→ **PAGE EXTRACT**:
________________
Rotavirus kills some 600,000 children worldwide, particularly in the developing world. Scientists have long known how the virus takes its toll: It causes the intestine to secrete copious amounts of fluid, leading to death by dehydration in vulnerable infants. Now they have figured out exactly how the pathogen opens the hydrants. In mice, the virus activates nerves that control fluid absorption and secretion in the intestine. Despite this insight, a drug that could halt the diarrhea is still a long way off.
Several kinds of infections can cause diarrhea. Toxins released by some bacteria, including one that leads to cholera and pathogenic strains of Escherichia coli, activate nerves and apparently stimulate cells of the intestinal lining to boost their water secretion. To see whether rotavirus might also be overstimulating intestinal neurons, Ove Lundgren at Göteborg University in Sweden teamed up with Lennart Svensson of the Swedish Institute for Infectious Disease Control in Solna, and several other colleagues.
The researchers applied three types of compounds known to block nerve transmission in the gut to rotavirus-infected mouse intestines kept in solution. All three compounds greatly suppressed fluid secretion, the team reports in tomorrow's Science. But the inhibitors had little, if any, effect on uninfected intestines, indicating that the rotavirus was to blame for the excessive neural activity. The researchers confirmed these observations with studies in living mice. The "simplest" explanation, says Lundgren, is that rotavirus triggers the release of chemicals in the gut that activate nerve endings beneath the intestinal lining. The activated nerves then turn on secretory reflexes in cells of the intestinal lining that discharge chloride ions into the bore of the intestine. This action is thought to draw water into the bore by osmosis.
________________
→ **RECORDS SUPPLIED**:
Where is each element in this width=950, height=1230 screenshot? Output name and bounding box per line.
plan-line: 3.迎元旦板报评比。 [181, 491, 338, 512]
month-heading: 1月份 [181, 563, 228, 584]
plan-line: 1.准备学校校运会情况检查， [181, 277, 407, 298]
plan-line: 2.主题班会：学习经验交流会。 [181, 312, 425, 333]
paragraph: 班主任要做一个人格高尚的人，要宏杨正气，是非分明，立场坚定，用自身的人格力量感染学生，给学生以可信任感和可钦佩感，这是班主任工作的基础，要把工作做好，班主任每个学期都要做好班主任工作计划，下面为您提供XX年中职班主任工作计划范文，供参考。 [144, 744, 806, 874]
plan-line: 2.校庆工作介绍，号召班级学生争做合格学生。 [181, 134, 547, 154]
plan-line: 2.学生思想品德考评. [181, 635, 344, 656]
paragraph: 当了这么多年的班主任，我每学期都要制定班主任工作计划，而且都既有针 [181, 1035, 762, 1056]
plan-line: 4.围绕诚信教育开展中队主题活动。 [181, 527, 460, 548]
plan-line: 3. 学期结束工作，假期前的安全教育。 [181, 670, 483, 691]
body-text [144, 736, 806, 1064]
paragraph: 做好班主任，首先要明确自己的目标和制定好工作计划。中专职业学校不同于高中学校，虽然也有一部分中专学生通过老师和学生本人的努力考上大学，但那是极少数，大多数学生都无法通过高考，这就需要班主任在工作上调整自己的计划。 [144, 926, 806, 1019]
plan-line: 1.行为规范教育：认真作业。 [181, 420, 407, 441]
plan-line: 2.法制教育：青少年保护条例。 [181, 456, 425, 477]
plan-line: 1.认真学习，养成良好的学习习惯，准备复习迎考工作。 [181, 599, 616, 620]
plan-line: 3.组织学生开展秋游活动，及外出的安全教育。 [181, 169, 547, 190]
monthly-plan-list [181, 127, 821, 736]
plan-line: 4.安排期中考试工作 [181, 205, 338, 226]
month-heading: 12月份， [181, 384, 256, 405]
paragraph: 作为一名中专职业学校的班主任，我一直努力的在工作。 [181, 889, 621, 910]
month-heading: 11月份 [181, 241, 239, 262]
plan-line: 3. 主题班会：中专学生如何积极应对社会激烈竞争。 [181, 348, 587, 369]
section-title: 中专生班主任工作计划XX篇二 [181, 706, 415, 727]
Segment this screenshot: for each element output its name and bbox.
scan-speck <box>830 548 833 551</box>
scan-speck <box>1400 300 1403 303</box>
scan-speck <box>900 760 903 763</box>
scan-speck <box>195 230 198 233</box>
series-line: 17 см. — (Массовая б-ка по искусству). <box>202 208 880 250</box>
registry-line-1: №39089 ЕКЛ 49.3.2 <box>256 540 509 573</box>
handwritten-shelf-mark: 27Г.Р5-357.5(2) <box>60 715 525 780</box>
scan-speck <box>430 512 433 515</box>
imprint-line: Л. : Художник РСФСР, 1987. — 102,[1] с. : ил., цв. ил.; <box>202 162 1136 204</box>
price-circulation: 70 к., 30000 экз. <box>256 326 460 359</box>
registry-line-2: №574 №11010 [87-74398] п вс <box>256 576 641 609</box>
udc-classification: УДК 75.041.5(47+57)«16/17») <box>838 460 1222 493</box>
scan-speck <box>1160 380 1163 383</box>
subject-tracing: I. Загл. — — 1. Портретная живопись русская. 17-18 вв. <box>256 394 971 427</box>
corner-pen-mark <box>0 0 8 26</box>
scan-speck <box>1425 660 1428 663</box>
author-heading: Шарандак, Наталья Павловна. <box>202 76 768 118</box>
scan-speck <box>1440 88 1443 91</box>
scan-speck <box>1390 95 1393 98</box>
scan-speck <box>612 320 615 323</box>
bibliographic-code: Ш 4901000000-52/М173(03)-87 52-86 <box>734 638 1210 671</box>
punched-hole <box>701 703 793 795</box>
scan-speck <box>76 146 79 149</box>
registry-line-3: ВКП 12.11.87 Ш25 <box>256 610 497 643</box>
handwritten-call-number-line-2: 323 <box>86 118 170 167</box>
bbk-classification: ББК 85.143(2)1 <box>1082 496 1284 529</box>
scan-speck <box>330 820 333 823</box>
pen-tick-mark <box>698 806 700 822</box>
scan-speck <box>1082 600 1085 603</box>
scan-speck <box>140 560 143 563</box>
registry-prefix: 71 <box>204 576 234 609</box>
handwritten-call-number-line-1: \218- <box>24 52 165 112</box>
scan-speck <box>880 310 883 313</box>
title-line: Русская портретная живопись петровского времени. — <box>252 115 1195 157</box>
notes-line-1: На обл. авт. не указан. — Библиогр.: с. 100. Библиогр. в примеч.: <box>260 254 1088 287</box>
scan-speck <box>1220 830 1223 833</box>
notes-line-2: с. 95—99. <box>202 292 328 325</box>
________________
→ **EXERCISES TO COMPLETE**:
1. Output the rotavirus passage from "Several kinds of" to "several other colleagues.", reproducing the wording precisely.
2. For each statement below, say yes or no according to the rotavirus passage, and quote the words of the passage that decide it. (a) The nerve-blocking compounds strongly reduced fluid secretion in uninfected mouse intestines. (b) Rotavirus kills some 600,000 children worldwide. (c) Ove Lundgren is based at the Swedish Institute for Infectious Disease Control.

→ **YOUR RESPONSES**:
1.
Several kinds of infections can cause diarrhea. Toxins released by some bacteria, including one that leads to cholera and pathogenic strains of Escherichia coli, activate nerves and apparently stimulate cells of the intestinal lining to boost their water secretion. To see whether rotavirus might also be overstimulating intestinal neurons, Ove Lundgren at Göteborg University in Sweden teamed up with Lennart Svensson of the Swedish Institute for Infectious Disease Control in Solna, and several other colleagues.

2.
(a) No: "But the inhibitors had little, if any, effect on uninfected intestines"
(b) Yes: "Rotavirus kills some 600,000 children worldwide"
(c) No: "Ove Lundgren at Göteborg University in Sweden"